■ Provided data:
════

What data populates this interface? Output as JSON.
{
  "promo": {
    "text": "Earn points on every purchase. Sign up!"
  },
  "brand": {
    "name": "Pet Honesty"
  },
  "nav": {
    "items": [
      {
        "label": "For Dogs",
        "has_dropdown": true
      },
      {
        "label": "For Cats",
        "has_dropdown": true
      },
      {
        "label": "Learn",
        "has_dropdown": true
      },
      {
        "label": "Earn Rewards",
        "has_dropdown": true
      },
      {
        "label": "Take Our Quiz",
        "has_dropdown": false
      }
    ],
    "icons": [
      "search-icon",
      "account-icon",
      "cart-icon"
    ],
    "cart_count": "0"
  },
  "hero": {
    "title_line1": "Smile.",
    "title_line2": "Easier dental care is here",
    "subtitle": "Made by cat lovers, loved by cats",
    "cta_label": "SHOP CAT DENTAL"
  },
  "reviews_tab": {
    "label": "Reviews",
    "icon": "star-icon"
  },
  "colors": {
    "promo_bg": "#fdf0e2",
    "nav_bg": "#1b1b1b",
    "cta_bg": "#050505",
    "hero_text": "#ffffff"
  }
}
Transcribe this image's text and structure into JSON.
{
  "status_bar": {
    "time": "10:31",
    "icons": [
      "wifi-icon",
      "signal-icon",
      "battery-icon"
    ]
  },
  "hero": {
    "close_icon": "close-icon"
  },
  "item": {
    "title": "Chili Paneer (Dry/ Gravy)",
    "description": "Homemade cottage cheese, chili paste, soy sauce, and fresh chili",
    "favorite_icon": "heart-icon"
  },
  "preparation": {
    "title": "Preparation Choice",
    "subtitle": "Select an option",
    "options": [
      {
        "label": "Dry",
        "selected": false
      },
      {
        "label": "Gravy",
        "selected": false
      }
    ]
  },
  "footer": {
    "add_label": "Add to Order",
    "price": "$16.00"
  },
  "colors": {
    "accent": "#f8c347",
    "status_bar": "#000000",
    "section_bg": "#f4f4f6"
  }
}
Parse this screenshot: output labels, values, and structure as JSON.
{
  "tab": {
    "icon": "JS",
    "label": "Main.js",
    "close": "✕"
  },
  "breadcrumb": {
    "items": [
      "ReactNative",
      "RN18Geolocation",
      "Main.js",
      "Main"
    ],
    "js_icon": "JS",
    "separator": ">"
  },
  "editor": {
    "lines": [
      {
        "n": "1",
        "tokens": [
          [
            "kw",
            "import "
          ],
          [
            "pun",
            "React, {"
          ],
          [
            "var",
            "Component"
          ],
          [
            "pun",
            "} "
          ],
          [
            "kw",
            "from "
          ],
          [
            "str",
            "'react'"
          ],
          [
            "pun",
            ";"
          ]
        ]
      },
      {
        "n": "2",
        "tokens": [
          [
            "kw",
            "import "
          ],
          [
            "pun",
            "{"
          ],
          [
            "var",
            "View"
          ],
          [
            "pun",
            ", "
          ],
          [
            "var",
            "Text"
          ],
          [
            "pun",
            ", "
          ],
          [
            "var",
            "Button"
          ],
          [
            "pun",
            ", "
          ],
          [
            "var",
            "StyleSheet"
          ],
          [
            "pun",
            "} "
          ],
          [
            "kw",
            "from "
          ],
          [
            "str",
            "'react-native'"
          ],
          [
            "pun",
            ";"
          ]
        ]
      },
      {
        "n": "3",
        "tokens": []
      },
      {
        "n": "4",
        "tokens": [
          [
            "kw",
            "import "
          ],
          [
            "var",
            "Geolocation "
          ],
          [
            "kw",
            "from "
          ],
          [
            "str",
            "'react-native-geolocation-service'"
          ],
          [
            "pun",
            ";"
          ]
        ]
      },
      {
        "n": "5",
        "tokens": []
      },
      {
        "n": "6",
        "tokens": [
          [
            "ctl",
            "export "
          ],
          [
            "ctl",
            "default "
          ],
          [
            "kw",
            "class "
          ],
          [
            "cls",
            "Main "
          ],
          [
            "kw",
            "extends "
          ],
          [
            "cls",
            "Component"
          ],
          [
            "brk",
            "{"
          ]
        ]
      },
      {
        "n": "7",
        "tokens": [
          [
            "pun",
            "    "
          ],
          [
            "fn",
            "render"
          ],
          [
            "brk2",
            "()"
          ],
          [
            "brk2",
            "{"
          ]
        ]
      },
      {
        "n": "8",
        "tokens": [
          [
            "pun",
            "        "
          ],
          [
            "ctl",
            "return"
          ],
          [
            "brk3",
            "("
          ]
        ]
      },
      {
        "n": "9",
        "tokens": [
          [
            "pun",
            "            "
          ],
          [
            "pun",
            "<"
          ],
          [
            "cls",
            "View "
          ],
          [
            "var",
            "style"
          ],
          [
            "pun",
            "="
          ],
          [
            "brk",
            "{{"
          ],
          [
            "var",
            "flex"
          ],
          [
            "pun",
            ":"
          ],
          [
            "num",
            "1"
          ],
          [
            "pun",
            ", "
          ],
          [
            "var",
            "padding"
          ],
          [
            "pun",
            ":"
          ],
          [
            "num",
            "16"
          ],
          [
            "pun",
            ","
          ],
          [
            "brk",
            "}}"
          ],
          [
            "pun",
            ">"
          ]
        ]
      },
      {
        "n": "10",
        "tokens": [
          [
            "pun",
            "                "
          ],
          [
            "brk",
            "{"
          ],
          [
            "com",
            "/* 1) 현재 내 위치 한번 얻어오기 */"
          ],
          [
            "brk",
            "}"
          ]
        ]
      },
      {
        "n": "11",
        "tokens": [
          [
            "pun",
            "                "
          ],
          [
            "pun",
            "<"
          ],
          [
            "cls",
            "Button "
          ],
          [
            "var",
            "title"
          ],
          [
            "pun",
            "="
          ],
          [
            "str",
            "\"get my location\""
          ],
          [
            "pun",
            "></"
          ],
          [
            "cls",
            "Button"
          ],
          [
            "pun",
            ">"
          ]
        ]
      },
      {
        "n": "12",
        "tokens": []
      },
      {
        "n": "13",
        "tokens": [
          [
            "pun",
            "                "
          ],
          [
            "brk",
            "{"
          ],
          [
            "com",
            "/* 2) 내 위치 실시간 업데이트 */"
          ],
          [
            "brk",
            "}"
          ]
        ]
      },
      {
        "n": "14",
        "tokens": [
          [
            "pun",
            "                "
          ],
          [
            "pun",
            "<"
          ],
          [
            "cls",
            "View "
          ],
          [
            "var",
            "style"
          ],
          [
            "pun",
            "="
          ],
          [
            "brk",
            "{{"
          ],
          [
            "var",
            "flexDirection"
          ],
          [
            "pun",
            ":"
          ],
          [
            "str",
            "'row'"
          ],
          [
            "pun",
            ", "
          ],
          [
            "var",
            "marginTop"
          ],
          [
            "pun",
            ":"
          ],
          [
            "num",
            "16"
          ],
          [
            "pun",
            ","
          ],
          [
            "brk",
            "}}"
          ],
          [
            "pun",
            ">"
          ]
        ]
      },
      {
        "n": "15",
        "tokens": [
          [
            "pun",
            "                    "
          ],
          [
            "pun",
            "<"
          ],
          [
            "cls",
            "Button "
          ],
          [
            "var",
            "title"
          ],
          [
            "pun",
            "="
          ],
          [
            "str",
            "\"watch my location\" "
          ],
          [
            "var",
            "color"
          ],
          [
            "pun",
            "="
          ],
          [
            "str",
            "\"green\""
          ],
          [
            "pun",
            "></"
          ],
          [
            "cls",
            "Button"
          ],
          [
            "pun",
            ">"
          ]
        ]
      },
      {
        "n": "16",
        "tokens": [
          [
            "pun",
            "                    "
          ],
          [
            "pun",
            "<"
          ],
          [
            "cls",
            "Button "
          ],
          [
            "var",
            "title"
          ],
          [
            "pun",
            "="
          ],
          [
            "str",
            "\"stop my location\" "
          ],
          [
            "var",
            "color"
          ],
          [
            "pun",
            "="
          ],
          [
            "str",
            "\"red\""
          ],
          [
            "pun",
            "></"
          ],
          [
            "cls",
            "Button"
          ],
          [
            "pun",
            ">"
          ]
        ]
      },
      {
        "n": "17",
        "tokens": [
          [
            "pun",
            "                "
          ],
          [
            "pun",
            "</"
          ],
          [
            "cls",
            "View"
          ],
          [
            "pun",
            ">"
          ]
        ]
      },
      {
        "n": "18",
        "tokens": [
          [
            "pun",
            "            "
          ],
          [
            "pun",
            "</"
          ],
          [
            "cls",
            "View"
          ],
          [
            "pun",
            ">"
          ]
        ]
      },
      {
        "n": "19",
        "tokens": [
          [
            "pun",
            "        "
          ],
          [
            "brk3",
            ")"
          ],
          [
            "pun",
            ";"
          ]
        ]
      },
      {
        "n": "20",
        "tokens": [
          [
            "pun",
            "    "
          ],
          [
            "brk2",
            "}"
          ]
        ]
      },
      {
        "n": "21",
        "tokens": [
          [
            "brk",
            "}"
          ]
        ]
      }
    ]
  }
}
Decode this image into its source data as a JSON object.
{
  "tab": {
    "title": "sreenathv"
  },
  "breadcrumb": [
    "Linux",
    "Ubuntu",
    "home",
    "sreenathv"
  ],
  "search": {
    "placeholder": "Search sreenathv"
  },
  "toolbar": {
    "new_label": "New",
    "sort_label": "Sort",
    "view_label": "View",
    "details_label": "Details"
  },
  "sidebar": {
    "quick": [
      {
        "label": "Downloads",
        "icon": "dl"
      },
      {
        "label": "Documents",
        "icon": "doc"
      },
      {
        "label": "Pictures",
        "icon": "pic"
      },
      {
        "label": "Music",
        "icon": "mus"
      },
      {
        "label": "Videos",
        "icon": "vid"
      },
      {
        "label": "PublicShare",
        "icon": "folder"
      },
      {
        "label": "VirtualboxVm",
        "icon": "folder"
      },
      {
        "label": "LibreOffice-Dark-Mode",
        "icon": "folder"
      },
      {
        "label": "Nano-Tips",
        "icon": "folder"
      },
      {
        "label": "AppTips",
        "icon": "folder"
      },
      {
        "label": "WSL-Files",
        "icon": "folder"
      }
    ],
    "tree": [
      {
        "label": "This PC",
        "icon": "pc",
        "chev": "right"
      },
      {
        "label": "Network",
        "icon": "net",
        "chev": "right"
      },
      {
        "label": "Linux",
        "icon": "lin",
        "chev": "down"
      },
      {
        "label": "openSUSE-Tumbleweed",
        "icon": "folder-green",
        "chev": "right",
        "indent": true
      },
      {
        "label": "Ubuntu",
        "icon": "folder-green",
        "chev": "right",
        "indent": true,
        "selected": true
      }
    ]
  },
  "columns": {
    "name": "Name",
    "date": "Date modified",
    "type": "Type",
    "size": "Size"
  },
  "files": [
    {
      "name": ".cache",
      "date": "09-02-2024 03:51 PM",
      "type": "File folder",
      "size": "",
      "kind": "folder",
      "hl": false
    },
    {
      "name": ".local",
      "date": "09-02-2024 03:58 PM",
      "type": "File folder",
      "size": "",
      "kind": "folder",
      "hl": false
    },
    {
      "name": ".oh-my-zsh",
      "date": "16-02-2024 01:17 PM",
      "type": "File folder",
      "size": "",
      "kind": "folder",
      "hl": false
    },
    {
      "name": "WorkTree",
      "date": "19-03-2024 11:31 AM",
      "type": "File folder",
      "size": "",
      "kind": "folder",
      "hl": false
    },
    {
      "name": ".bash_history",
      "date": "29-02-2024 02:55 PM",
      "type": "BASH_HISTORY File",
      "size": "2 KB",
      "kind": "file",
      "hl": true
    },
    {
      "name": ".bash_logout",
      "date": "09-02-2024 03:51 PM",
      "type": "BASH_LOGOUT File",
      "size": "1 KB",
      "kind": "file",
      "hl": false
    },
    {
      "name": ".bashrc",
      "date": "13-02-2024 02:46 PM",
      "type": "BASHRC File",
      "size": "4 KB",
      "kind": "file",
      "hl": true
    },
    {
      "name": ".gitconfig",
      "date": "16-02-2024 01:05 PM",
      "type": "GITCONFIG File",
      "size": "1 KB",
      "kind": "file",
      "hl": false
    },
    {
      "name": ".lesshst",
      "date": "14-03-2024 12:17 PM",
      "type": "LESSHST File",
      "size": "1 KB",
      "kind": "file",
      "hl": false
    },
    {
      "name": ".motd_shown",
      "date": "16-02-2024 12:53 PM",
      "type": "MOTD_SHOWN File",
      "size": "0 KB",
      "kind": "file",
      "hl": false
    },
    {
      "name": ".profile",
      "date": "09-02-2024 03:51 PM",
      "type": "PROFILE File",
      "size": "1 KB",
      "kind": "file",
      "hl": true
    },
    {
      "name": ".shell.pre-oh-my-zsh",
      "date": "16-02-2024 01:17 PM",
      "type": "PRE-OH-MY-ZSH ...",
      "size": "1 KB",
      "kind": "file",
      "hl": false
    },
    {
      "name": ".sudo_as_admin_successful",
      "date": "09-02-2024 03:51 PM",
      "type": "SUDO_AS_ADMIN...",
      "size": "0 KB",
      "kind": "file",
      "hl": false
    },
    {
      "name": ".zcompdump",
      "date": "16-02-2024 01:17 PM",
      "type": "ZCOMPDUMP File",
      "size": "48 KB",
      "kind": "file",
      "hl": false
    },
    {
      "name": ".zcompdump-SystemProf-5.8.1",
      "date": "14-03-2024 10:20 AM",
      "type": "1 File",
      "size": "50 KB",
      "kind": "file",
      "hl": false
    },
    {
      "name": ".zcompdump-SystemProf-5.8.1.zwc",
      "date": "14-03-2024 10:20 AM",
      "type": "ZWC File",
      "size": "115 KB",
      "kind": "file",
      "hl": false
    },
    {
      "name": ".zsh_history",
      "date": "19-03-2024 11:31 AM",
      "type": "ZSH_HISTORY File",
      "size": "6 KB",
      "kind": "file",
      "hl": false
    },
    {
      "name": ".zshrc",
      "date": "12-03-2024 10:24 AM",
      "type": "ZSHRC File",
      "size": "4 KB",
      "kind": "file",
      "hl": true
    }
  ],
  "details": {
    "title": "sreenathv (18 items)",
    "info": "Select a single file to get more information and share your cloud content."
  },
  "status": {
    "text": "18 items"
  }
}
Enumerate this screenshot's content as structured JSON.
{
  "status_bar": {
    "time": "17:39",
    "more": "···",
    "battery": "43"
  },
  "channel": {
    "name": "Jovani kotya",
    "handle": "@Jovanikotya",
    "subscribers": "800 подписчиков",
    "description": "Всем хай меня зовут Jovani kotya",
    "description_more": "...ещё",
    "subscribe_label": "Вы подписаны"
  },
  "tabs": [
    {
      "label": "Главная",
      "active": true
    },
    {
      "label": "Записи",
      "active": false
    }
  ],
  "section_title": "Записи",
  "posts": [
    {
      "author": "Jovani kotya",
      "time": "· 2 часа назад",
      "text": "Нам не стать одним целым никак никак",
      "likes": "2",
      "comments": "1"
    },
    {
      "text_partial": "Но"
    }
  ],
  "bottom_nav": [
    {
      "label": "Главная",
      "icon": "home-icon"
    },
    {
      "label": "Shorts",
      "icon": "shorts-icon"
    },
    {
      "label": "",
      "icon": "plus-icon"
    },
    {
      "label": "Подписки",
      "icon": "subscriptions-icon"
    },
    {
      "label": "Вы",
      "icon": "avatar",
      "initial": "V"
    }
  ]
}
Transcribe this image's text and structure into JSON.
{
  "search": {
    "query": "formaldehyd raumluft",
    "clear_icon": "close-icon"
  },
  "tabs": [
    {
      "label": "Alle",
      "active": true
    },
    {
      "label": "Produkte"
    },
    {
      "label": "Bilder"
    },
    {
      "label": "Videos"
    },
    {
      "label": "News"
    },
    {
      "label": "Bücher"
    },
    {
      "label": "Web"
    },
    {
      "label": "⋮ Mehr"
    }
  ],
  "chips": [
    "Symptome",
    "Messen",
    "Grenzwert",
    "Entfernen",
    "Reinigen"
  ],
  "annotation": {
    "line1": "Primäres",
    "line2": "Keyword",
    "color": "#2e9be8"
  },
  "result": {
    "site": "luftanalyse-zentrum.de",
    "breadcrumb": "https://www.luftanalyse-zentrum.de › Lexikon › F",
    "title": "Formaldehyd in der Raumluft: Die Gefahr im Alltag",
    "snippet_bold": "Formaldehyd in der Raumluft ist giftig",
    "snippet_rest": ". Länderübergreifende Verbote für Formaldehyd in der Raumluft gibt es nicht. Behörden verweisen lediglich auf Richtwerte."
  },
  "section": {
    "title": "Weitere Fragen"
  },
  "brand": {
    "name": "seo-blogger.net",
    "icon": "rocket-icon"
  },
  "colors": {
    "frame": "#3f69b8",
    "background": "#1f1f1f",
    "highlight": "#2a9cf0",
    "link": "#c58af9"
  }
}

════

Copy out each line of the listing that holds "screenshot".

Parse this screenshot: output labels, values, and structure as JSON.
Enumerate this screenshot's content as structured JSON.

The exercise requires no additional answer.